======== Recorded information ========

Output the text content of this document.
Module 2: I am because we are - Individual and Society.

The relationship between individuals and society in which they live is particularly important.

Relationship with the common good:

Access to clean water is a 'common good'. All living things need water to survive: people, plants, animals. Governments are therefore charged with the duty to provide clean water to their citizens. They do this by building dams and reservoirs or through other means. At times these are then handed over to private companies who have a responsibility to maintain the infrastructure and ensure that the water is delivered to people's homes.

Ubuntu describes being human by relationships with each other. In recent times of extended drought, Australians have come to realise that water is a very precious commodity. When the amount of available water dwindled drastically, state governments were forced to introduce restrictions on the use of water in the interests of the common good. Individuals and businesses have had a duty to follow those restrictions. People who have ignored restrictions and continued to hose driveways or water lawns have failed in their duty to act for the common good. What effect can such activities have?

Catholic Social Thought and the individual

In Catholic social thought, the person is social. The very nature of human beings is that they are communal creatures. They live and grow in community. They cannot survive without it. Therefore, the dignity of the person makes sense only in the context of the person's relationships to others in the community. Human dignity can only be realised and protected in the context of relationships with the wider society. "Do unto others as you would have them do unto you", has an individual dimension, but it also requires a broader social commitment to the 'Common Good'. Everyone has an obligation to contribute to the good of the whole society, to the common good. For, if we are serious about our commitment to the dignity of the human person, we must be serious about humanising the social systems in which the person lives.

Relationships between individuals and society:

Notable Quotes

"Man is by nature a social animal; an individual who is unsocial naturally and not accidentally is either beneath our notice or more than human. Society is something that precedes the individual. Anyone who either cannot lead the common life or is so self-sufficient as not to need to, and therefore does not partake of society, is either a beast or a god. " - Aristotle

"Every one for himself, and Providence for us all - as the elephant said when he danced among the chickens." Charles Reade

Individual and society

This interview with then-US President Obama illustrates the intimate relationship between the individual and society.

========

### Objective
Collect each line containing the string "need".

### Result of this exercise
Access to clean water is a 'common good'. All living things need water to survive: people, plants, animals. Governments are therefore charged with the duty to provide clean water to their citizens. They do this by building dams and reservoirs or through other means. At times these are then handed over to private companies who have a responsibility to maintain the infrastructure and ensure that the water is delivered to people's homes.
"Man is by nature a social animal; an individual who is unsocial naturally and not accidentally is either beneath our notice or more than human. Society is something that precedes the individual. Anyone who either cannot lead the common life or is so self-sufficient as not to need to, and therefore does not partake of society, is either a beast or a god. " - Aristotle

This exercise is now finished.